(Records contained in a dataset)
# # # # #

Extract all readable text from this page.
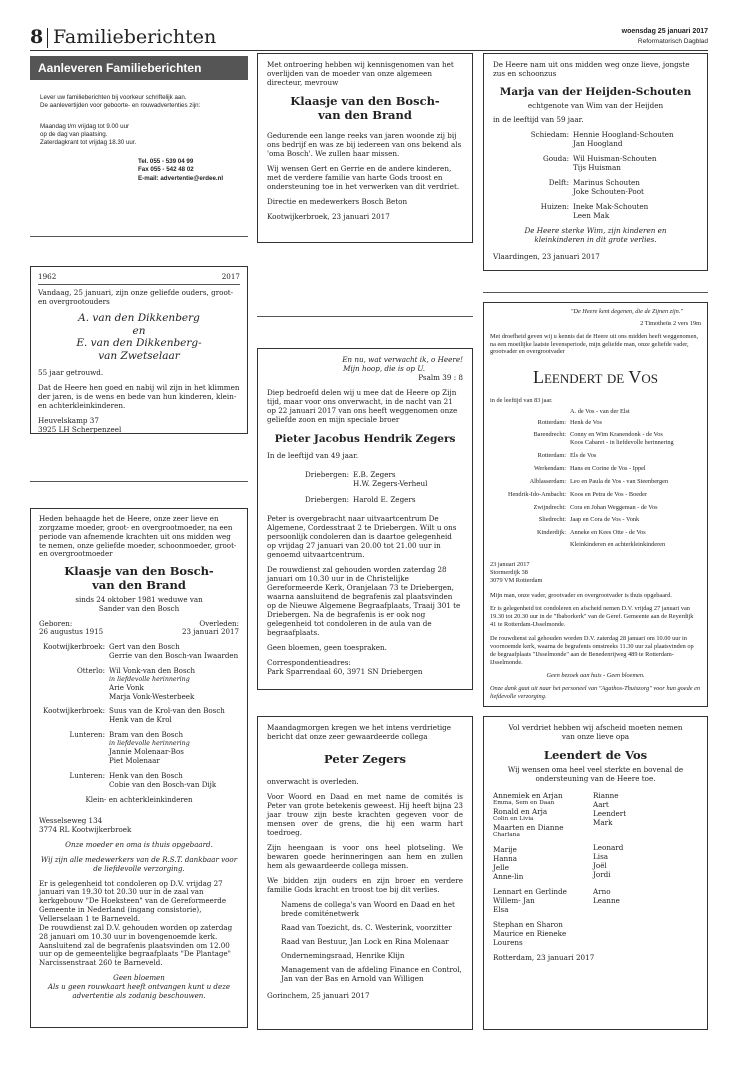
8 Familieberichten	woensdag 25 januari 2017
Reformatorisch Dagblad
Aanleveren Familieberichten

Lever uw familieberichten bij voorkeur schriftelijk aan.

De aanlevertijden voor geboorte- en rouwadvertenties zijn:

Maandag t/m vrijdag tot 9.00 uur

op de dag van plaatsing.

Zaterdagkrant tot vrijdag 18.30 uur.

Tel. 055 - 539 04 99

Fax 055 - 542 48 02

E-mail: advertentie@erdee.nl

1962	2017

Vandaag, 25 januari, zijn onze geliefde ouders, groot- en overgrootouders

A. van den Dikkenberg

en

E. van den Dikkenberg-

van Zwetselaar

55 jaar getrouwd.

Dat de Heere hen goed en nabij wil zijn in het klimmen der jaren, is de wens en bede van hun kinderen, klein- en achterkleinkinderen.

Heuvelskamp 37

3925 LH Scherpenzeel

Heden behaagde het de Heere, onze zeer lieve en zorgzame moeder, groot- en overgrootmoeder, na een periode van afnemende krachten uit ons midden weg te nemen, onze geliefde moeder, schoonmoeder, groot- en overgrootmoeder

Klaasje van den Bosch-

van den Brand

sinds 24 oktober 1981 weduwe van

Sander van den Bosch

Geboren:

26 augustus 1915

Overleden:

23 januari 2017

Kootwijkerbroek: Gert van den Bosch

Gerrie van den Bosch-van Iwaarden

Otterlo: Wil Vonk-van den Bosch

in liefdevolle herinnering

Arie Vonk

Marja Vonk-Westerbeek

Kootwijkerbroek: Suus van de Krol-van den Bosch

Henk van de Krol

Lunteren: Bram van den Bosch

in liefdevolle herinnering

Jannie Molenaar-Bos

Piet Molenaar

Lunteren: Henk van den Bosch

Cobie van den Bosch-van Dijk

Klein- en achterkleinkinderen

Wesselseweg 134

3774 RL Kootwijkerbroek

Onze moeder en oma is thuis opgebaard.

Wij zijn alle medewerkers van de R.S.T. dankbaar voor de liefdevolle verzorging.

Er is gelegenheid tot condoleren op D.V. vrijdag 27 januari van 19.30 tot 20.30 uur in de zaal van kerkgebouw "De Hoeksteen" van de Gereformeerde Gemeente in Nederland (ingang consistorie), Vellerselaan 1 te Barneveld.

De rouwdienst zal D.V. gehouden worden op zaterdag 28 januari om 10.30 uur in bovengenoemde kerk.

Aansluitend zal de begrafenis plaatsvinden om 12.00 uur op de gemeentelijke begraafplaats "De Plantage" Narcissenstraat 260 te Barneveld.

Geen bloemen

Als u geen rouwkaart heeft ontvangen kunt u deze advertentie als zodanig beschouwen.

Met ontroering hebben wij kennisgenomen van het overlijden van de moeder van onze algemeen directeur, mevrouw

Klaasje van den Bosch-

van den Brand

Gedurende een lange reeks van jaren woonde zij bij ons bedrijf en was ze bij iedereen van ons bekend als 'oma Bosch'. We zullen haar missen.

Wij wensen Gert en Gerrie en de andere kinderen, met de verdere familie van harte Gods troost en ondersteuning toe in het verwerken van dit verdriet.

Directie en medewerkers Bosch Beton

Kootwijkerbroek, 23 januari 2017

En nu, wat verwacht ik, o Heere!

Mijn hoop, die is op U.

Psalm 39 : 8

Diep bedroefd delen wij u mee dat de Heere op Zijn tijd, maar voor ons onverwacht, in de nacht van 21 op 22 januari 2017 van ons heeft weggenomen onze geliefde zoon en mijn speciale broer

Pieter Jacobus Hendrik Zegers

In de leeftijd van 49 jaar.

Driebergen: E.B. Zegers

H.W. Zegers-Verheul

Driebergen: Harold E. Zegers

Peter is overgebracht naar uitvaartcentrum De Algemene, Cordesstraat 2 te Driebergen. Wilt u ons persoonlijk condoleren dan is daartoe gelegenheid op vrijdag 27 januari van 20.00 tot 21.00 uur in genoemd uitvaartcentrum.

De rouwdienst zal gehouden worden zaterdag 28 januari om 10.30 uur in de Christelijke Gereformeerde Kerk, Oranjelaan 73 te Driebergen, waarna aansluitend de begrafenis zal plaatsvinden op de Nieuwe Algemene Begraafplaats, Traaij 301 te Driebergen. Na de begrafenis is er ook nog gelegenheid tot condoleren in de aula van de begraafplaats.

Geen bloemen, geen toespraken.

Correspondentieadres:

Park Sparrendaal 60, 3971 SN Driebergen

Maandagmorgen kregen we het intens verdrietige bericht dat onze zeer gewaardeerde collega

Peter Zegers

onverwacht is overleden.

Voor Woord en Daad en met name de comités is Peter van grote betekenis geweest. Hij heeft bijna 23 jaar trouw zijn beste krachten gegeven voor de mensen over de grens, die hij een warm hart toedroeg.

Zijn heengaan is voor ons heel plotseling. We bewaren goede herinneringen aan hem en zullen hem als gewaardeerde collega missen.

We bidden zijn ouders en zijn broer en verdere familie Gods kracht en troost toe bij dit verlies.

Namens de collega's van Woord en Daad en het brede comiténetwerk

Raad van Toezicht, ds. C. Westerink, voorzitter

Raad van Bestuur, Jan Lock en Rina Molenaar

Ondernemingsraad, Henrike Klijn

Management van de afdeling Finance en Control, Jan van der Bas en Arnold van Willigen

Gorinchem, 25 januari 2017

De Heere nam uit ons midden weg onze lieve, jongste zus en schoonzus

Marja van der Heijden-Schouten

echtgenote van Wim van der Heijden

in de leeftijd van 59 jaar.

Schiedam: Hennie Hoogland-Schouten

Jan Hoogland

Gouda: Wil Huisman-Schouten

Tijs Huisman

Delft: Marinus Schouten

Joke Schouten-Poot

Huizen: Ineke Mak-Schouten

Leen Mak

De Heere sterke Wim, zijn kinderen en kleinkinderen in dit grote verlies.

Vlaardingen, 23 januari 2017

"De Heere kent degenen, die de Zijnen zijn."

2 Timotheüs 2 vers 19m

Met droefheid geven wij u kennis dat de Heere uit ons midden heeft weggenomen, na een moeilijke laatste levensperiode, mijn geliefde man, onze geliefde vader, grootvader en overgrootvader

Leendert de Vos

in de leeftijd van 83 jaar.

A. de Vos - van der Elst

Rotterdam: Henk de Vos

Barendrecht: Conny en Wim Kranendonk - de Vos

Koos Cabaret - in liefdevolle herinnering

Rotterdam: Els de Vos

Werkendam: Hans en Corine de Vos - Ippel

Alblasserdam: Leo en Paula de Vos - van Steenbergen

Hendrik-Ido-Ambacht: Koos en Petra de Vos - Boeder

Zwijndrecht: Cora en Johan Weggeman - de Vos

Sliedrecht: Jaap en Cora de Vos - Vonk

Kinderdijk: Anneke en Kees Otte - de Vos

Kleinkinderen en achterkleinkinderen

23 januari 2017

Stormerdijk 38

3079 VM Rotterdam

Mijn man, onze vader, grootvader en overgrootvader is thuis opgebaard.

Er is gelegenheid tot condoleren en afscheid nemen D.V. vrijdag 27 januari van 19.30 tot 20.30 uur in de "Ibaborkerk" van de Geref. Gemeente aan de Reyerdijk 41 te Rotterdam-IJsselmonde.

De rouwdienst zal gehouden worden D.V. zaterdag 28 januari om 10.00 uur in voornoemde kerk, waarna de begrafenis omstreeks 11.30 uur zal plaatsvinden op de begraafplaats "IJsselmonde" aan de Benedenrijweg 489 te Rotterdam-IJsselmonde.

Geen bezoek aan huis - Geen bloemen.

Onze dank gaat uit naar het personeel van "Agathos-Thuiszorg" voor hun goede en liefdevolle verzorging.

Vol verdriet hebben wij afscheid moeten nemen van onze lieve opa

Leendert de Vos

Wij wensen oma heel veel sterkte en bovenal de ondersteuning van de Heere toe.

Annemiek en Arjan

Emma, Sem en Daan

Ronald en Arja

Colin en Livia

Maarten en Dianne

Charlana

Marije

Hanna

Jelle

Anne-lin

Lennart en Gerlinde

Willem- Jan

Elsa

Stephan en Sharon

Maurice en Rieneke

Lourens

Rianne

Aart

Leendert

Mark

Leonard

Lisa

Joël

Jordi

Arno

Leanne

Rotterdam, 23 januari 2017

# # # # #

Work to complete: Count every line of the data above that includes the word "Daad", then state the total and nothing more.

Answer space: 2